▸ **What is needed**: Repeat the material exactly, every line of it.

..............................

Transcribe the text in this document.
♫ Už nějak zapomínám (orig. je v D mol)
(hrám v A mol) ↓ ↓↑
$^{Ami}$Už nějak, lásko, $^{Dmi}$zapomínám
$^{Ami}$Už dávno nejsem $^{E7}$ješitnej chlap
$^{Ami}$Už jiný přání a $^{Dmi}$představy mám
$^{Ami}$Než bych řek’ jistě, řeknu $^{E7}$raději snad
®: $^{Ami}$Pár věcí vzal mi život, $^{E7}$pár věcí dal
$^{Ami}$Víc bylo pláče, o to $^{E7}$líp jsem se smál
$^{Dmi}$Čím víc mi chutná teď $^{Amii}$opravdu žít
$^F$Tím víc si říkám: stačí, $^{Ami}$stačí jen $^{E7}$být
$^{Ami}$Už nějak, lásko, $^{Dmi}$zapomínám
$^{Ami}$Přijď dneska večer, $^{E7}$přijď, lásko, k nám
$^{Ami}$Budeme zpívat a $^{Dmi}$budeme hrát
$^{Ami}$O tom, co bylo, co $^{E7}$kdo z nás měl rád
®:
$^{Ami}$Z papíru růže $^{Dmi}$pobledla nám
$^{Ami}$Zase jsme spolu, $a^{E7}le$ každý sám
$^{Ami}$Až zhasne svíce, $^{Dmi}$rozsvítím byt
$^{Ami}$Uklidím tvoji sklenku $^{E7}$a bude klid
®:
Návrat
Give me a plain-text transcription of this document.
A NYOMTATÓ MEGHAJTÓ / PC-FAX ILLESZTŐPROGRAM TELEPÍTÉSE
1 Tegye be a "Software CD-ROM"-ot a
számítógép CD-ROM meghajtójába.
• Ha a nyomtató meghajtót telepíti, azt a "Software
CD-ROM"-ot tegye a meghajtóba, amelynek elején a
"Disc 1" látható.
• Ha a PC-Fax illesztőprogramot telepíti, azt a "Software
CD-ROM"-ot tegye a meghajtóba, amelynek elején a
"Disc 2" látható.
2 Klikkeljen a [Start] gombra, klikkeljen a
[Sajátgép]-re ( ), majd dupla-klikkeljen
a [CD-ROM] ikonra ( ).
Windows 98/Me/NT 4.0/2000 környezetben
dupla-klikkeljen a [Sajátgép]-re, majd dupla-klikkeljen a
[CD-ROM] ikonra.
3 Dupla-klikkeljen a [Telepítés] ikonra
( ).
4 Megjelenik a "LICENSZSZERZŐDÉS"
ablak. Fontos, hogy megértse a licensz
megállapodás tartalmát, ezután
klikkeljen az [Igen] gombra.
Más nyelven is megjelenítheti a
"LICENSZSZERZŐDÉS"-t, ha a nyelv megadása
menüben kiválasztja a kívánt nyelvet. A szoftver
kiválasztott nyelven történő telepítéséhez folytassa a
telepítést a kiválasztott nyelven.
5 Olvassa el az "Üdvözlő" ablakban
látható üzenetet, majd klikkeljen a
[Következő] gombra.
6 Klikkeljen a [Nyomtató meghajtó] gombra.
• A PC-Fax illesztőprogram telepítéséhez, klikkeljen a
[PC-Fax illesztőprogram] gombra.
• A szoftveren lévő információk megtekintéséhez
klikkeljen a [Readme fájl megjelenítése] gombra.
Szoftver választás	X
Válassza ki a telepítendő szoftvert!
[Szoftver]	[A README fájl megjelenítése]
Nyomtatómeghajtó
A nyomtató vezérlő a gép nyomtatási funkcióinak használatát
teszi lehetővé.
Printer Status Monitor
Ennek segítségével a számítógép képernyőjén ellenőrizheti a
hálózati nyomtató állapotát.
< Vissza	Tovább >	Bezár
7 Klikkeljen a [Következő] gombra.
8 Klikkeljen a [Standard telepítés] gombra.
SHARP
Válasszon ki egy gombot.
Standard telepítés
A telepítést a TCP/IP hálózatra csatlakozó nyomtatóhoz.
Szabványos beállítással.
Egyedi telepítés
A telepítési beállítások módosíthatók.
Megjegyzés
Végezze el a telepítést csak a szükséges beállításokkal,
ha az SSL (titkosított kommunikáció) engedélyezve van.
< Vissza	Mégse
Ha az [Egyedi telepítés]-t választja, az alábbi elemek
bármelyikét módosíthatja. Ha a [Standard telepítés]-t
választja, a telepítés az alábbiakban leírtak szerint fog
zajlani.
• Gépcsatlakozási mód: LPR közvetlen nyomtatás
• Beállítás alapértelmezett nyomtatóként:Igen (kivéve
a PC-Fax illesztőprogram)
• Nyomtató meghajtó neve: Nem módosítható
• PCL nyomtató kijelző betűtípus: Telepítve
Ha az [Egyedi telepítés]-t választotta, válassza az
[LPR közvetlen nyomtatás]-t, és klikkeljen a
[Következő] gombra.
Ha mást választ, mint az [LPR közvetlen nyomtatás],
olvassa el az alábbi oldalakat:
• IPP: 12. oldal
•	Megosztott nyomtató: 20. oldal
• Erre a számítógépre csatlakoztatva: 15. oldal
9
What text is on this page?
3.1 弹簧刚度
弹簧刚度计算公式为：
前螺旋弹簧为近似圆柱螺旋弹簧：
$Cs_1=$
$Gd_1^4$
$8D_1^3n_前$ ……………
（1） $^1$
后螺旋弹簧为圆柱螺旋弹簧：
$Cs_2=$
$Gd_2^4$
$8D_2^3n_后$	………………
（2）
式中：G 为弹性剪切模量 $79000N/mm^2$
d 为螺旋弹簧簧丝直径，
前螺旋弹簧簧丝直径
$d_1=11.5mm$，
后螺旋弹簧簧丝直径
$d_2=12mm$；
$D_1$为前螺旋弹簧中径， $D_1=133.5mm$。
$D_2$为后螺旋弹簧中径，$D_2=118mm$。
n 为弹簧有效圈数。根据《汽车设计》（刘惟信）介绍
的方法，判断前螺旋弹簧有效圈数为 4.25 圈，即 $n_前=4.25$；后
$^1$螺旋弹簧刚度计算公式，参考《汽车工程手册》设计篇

..............................

▸ **Final result**:
Transcribe the text in this document.
♫ Už nějak zapomínám (orig. je v D mol)
(hrám v A mol) ↓ ↓↑
$^{Ami}$Už nějak, lásko, $^{Dmi}$zapomínám
$^{Ami}$Už dávno nejsem $^{E7}$ješitnej chlap
$^{Ami}$Už jiný přání a $^{Dmi}$představy mám
$^{Ami}$Než bych řek’ jistě, řeknu $^{E7}$raději snad
®: $^{Ami}$Pár věcí vzal mi život, $^{E7}$pár věcí dal
$^{Ami}$Víc bylo pláče, o to $^{E7}$líp jsem se smál
$^{Dmi}$Čím víc mi chutná teď $^{Amii}$opravdu žít
$^F$Tím víc si říkám: stačí, $^{Ami}$stačí jen $^{E7}$být
$^{Ami}$Už nějak, lásko, $^{Dmi}$zapomínám
$^{Ami}$Přijď dneska večer, $^{E7}$přijď, lásko, k nám
$^{Ami}$Budeme zpívat a $^{Dmi}$budeme hrát
$^{Ami}$O tom, co bylo, co $^{E7}$kdo z nás měl rád
®:
$^{Ami}$Z papíru růže $^{Dmi}$pobledla nám
$^{Ami}$Zase jsme spolu, $a^{E7}le$ každý sám
$^{Ami}$Až zhasne svíce, $^{Dmi}$rozsvítím byt
$^{Ami}$Uklidím tvoji sklenku $^{E7}$a bude klid
®:
Návrat
Give me a plain-text transcription of this document.
A NYOMTATÓ MEGHAJTÓ / PC-FAX ILLESZTŐPROGRAM TELEPÍTÉSE
1 Tegye be a "Software CD-ROM"-ot a
számítógép CD-ROM meghajtójába.
• Ha a nyomtató meghajtót telepíti, azt a "Software
CD-ROM"-ot tegye a meghajtóba, amelynek elején a
"Disc 1" látható.
• Ha a PC-Fax illesztőprogramot telepíti, azt a "Software
CD-ROM"-ot tegye a meghajtóba, amelynek elején a
"Disc 2" látható.
2 Klikkeljen a [Start] gombra, klikkeljen a
[Sajátgép]-re ( ), majd dupla-klikkeljen
a [CD-ROM] ikonra ( ).
Windows 98/Me/NT 4.0/2000 környezetben
dupla-klikkeljen a [Sajátgép]-re, majd dupla-klikkeljen a
[CD-ROM] ikonra.
3 Dupla-klikkeljen a [Telepítés] ikonra
( ).
4 Megjelenik a "LICENSZSZERZŐDÉS"
ablak. Fontos, hogy megértse a licensz
megállapodás tartalmát, ezután
klikkeljen az [Igen] gombra.
Más nyelven is megjelenítheti a
"LICENSZSZERZŐDÉS"-t, ha a nyelv megadása
menüben kiválasztja a kívánt nyelvet. A szoftver
kiválasztott nyelven történő telepítéséhez folytassa a
telepítést a kiválasztott nyelven.
5 Olvassa el az "Üdvözlő" ablakban
látható üzenetet, majd klikkeljen a
[Következő] gombra.
6 Klikkeljen a [Nyomtató meghajtó] gombra.
• A PC-Fax illesztőprogram telepítéséhez, klikkeljen a
[PC-Fax illesztőprogram] gombra.
• A szoftveren lévő információk megtekintéséhez
klikkeljen a [Readme fájl megjelenítése] gombra.
Szoftver választás	X
Válassza ki a telepítendő szoftvert!
[Szoftver]	[A README fájl megjelenítése]
Nyomtatómeghajtó
A nyomtató vezérlő a gép nyomtatási funkcióinak használatát
teszi lehetővé.
Printer Status Monitor
Ennek segítségével a számítógép képernyőjén ellenőrizheti a
hálózati nyomtató állapotát.
< Vissza	Tovább >	Bezár
7 Klikkeljen a [Következő] gombra.
8 Klikkeljen a [Standard telepítés] gombra.
SHARP
Válasszon ki egy gombot.
Standard telepítés
A telepítést a TCP/IP hálózatra csatlakozó nyomtatóhoz.
Szabványos beállítással.
Egyedi telepítés
A telepítési beállítások módosíthatók.
Megjegyzés
Végezze el a telepítést csak a szükséges beállításokkal,
ha az SSL (titkosított kommunikáció) engedélyezve van.
< Vissza	Mégse
Ha az [Egyedi telepítés]-t választja, az alábbi elemek
bármelyikét módosíthatja. Ha a [Standard telepítés]-t
választja, a telepítés az alábbiakban leírtak szerint fog
zajlani.
• Gépcsatlakozási mód: LPR közvetlen nyomtatás
• Beállítás alapértelmezett nyomtatóként:Igen (kivéve
a PC-Fax illesztőprogram)
• Nyomtató meghajtó neve: Nem módosítható
• PCL nyomtató kijelző betűtípus: Telepítve
Ha az [Egyedi telepítés]-t választotta, válassza az
[LPR közvetlen nyomtatás]-t, és klikkeljen a
[Következő] gombra.
Ha mást választ, mint az [LPR közvetlen nyomtatás],
olvassa el az alábbi oldalakat:
• IPP: 12. oldal
•	Megosztott nyomtató: 20. oldal
• Erre a számítógépre csatlakoztatva: 15. oldal
9
What text is on this page?
3.1 弹簧刚度
弹簧刚度计算公式为：
前螺旋弹簧为近似圆柱螺旋弹簧：
$Cs_1=$
$Gd_1^4$
$8D_1^3n_前$ ……………
（1） $^1$
后螺旋弹簧为圆柱螺旋弹簧：
$Cs_2=$
$Gd_2^4$
$8D_2^3n_后$	………………
（2）
式中：G 为弹性剪切模量 $79000N/mm^2$
d 为螺旋弹簧簧丝直径，
前螺旋弹簧簧丝直径
$d_1=11.5mm$，
后螺旋弹簧簧丝直径
$d_2=12mm$；
$D_1$为前螺旋弹簧中径， $D_1=133.5mm$。
$D_2$为后螺旋弹簧中径，$D_2=118mm$。
n 为弹簧有效圈数。根据《汽车设计》（刘惟信）介绍
的方法，判断前螺旋弹簧有效圈数为 4.25 圈，即 $n_前=4.25$；后
$^1$螺旋弹簧刚度计算公式，参考《汽车工程手册》设计篇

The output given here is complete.